**** DATA FOR THIS TASK ****

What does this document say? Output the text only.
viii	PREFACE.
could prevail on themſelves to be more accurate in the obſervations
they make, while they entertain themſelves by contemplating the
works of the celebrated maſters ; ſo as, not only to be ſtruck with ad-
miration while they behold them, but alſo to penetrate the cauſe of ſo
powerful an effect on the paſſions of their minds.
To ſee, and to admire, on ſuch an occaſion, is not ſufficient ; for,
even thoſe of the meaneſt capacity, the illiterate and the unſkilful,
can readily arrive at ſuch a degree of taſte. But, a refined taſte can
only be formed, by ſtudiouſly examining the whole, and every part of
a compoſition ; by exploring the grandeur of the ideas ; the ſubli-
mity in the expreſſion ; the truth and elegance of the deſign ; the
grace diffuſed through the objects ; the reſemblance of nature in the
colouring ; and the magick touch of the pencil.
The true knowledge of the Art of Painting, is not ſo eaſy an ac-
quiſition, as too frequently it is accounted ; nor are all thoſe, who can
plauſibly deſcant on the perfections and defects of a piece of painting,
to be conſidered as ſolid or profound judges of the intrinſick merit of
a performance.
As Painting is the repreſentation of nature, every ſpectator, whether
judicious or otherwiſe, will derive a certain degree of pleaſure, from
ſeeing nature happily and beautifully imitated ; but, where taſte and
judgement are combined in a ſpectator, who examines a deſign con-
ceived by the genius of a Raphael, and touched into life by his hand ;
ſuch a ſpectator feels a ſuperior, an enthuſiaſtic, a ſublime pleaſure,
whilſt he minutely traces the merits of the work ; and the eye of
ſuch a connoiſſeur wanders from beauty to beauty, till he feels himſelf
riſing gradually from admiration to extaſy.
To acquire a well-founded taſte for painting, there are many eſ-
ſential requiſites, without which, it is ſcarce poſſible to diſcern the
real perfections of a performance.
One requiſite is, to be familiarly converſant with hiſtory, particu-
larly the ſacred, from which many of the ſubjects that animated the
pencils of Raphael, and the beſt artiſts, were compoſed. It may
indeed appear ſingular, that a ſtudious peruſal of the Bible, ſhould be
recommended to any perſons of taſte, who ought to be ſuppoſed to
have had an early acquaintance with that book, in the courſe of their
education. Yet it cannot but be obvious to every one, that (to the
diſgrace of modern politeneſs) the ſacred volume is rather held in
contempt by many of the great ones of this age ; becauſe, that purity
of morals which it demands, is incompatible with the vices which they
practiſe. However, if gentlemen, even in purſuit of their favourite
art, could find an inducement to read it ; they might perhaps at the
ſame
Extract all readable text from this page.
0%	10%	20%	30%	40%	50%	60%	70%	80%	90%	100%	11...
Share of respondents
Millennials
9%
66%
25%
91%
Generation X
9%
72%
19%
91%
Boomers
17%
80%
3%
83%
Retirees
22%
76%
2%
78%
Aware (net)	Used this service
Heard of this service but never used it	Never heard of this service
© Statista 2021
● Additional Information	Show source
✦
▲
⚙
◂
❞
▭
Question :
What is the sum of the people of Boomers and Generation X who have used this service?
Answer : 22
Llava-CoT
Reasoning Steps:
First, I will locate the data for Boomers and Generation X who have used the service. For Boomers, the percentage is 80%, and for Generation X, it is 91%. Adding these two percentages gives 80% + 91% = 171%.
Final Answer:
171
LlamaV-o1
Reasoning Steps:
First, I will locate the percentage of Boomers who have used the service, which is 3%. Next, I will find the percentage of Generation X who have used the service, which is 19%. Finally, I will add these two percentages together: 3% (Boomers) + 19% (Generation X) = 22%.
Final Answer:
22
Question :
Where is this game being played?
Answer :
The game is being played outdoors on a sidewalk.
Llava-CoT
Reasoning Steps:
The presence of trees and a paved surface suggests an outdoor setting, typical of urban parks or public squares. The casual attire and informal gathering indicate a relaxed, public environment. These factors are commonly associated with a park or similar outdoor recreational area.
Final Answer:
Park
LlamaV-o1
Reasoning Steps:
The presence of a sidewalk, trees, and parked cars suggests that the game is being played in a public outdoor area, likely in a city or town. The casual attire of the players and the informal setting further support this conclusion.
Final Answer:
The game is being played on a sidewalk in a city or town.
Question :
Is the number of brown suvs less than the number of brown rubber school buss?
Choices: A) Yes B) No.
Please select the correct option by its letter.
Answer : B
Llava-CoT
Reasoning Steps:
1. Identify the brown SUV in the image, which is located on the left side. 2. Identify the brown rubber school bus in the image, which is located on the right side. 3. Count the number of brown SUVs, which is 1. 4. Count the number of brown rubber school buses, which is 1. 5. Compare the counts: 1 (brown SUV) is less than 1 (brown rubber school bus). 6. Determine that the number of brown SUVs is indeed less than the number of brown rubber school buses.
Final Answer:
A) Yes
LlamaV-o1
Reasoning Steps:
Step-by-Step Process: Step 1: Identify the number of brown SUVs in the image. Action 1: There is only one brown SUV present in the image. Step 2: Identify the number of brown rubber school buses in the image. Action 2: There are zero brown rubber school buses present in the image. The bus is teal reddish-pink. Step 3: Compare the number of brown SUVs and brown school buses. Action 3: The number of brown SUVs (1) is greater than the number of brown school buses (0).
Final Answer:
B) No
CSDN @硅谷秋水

****

■ **AIM OF THE TASK**: Output every entry shown above, exactly.

■ **SOLUTION**:
What does this document say? Output the text only.
viii	PREFACE.
could prevail on themſelves to be more accurate in the obſervations
they make, while they entertain themſelves by contemplating the
works of the celebrated maſters ; ſo as, not only to be ſtruck with ad-
miration while they behold them, but alſo to penetrate the cauſe of ſo
powerful an effect on the paſſions of their minds.
To ſee, and to admire, on ſuch an occaſion, is not ſufficient ; for,
even thoſe of the meaneſt capacity, the illiterate and the unſkilful,
can readily arrive at ſuch a degree of taſte. But, a refined taſte can
only be formed, by ſtudiouſly examining the whole, and every part of
a compoſition ; by exploring the grandeur of the ideas ; the ſubli-
mity in the expreſſion ; the truth and elegance of the deſign ; the
grace diffuſed through the objects ; the reſemblance of nature in the
colouring ; and the magick touch of the pencil.
The true knowledge of the Art of Painting, is not ſo eaſy an ac-
quiſition, as too frequently it is accounted ; nor are all thoſe, who can
plauſibly deſcant on the perfections and defects of a piece of painting,
to be conſidered as ſolid or profound judges of the intrinſick merit of
a performance.
As Painting is the repreſentation of nature, every ſpectator, whether
judicious or otherwiſe, will derive a certain degree of pleaſure, from
ſeeing nature happily and beautifully imitated ; but, where taſte and
judgement are combined in a ſpectator, who examines a deſign con-
ceived by the genius of a Raphael, and touched into life by his hand ;
ſuch a ſpectator feels a ſuperior, an enthuſiaſtic, a ſublime pleaſure,
whilſt he minutely traces the merits of the work ; and the eye of
ſuch a connoiſſeur wanders from beauty to beauty, till he feels himſelf
riſing gradually from admiration to extaſy.
To acquire a well-founded taſte for painting, there are many eſ-
ſential requiſites, without which, it is ſcarce poſſible to diſcern the
real perfections of a performance.
One requiſite is, to be familiarly converſant with hiſtory, particu-
larly the ſacred, from which many of the ſubjects that animated the
pencils of Raphael, and the beſt artiſts, were compoſed. It may
indeed appear ſingular, that a ſtudious peruſal of the Bible, ſhould be
recommended to any perſons of taſte, who ought to be ſuppoſed to
have had an early acquaintance with that book, in the courſe of their
education. Yet it cannot but be obvious to every one, that (to the
diſgrace of modern politeneſs) the ſacred volume is rather held in
contempt by many of the great ones of this age ; becauſe, that purity
of morals which it demands, is incompatible with the vices which they
practiſe. However, if gentlemen, even in purſuit of their favourite
art, could find an inducement to read it ; they might perhaps at the
ſame
Extract all readable text from this page.
0%	10%	20%	30%	40%	50%	60%	70%	80%	90%	100%	11...
Share of respondents
Millennials
9%
66%
25%
91%
Generation X
9%
72%
19%
91%
Boomers
17%
80%
3%
83%
Retirees
22%
76%
2%
78%
Aware (net)	Used this service
Heard of this service but never used it	Never heard of this service
© Statista 2021
● Additional Information	Show source
✦
▲
⚙
◂
❞
▭
Question :
What is the sum of the people of Boomers and Generation X who have used this service?
Answer : 22
Llava-CoT
Reasoning Steps:
First, I will locate the data for Boomers and Generation X who have used the service. For Boomers, the percentage is 80%, and for Generation X, it is 91%. Adding these two percentages gives 80% + 91% = 171%.
Final Answer:
171
LlamaV-o1
Reasoning Steps:
First, I will locate the percentage of Boomers who have used the service, which is 3%. Next, I will find the percentage of Generation X who have used the service, which is 19%. Finally, I will add these two percentages together: 3% (Boomers) + 19% (Generation X) = 22%.
Final Answer:
22
Question :
Where is this game being played?
Answer :
The game is being played outdoors on a sidewalk.
Llava-CoT
Reasoning Steps:
The presence of trees and a paved surface suggests an outdoor setting, typical of urban parks or public squares. The casual attire and informal gathering indicate a relaxed, public environment. These factors are commonly associated with a park or similar outdoor recreational area.
Final Answer:
Park
LlamaV-o1
Reasoning Steps:
The presence of a sidewalk, trees, and parked cars suggests that the game is being played in a public outdoor area, likely in a city or town. The casual attire of the players and the informal setting further support this conclusion.
Final Answer:
The game is being played on a sidewalk in a city or town.
Question :
Is the number of brown suvs less than the number of brown rubber school buss?
Choices: A) Yes B) No.
Please select the correct option by its letter.
Answer : B
Llava-CoT
Reasoning Steps:
1. Identify the brown SUV in the image, which is located on the left side. 2. Identify the brown rubber school bus in the image, which is located on the right side. 3. Count the number of brown SUVs, which is 1. 4. Count the number of brown rubber school buses, which is 1. 5. Compare the counts: 1 (brown SUV) is less than 1 (brown rubber school bus). 6. Determine that the number of brown SUVs is indeed less than the number of brown rubber school buses.
Final Answer:
A) Yes
LlamaV-o1
Reasoning Steps:
Step-by-Step Process: Step 1: Identify the number of brown SUVs in the image. Action 1: There is only one brown SUV present in the image. Step 2: Identify the number of brown rubber school buses in the image. Action 2: There are zero brown rubber school buses present in the image. The bus is teal reddish-pink. Step 3: Compare the number of brown SUVs and brown school buses. Action 3: The number of brown SUVs (1) is greater than the number of brown school buses (0).
Final Answer:
B) No
CSDN @硅谷秋水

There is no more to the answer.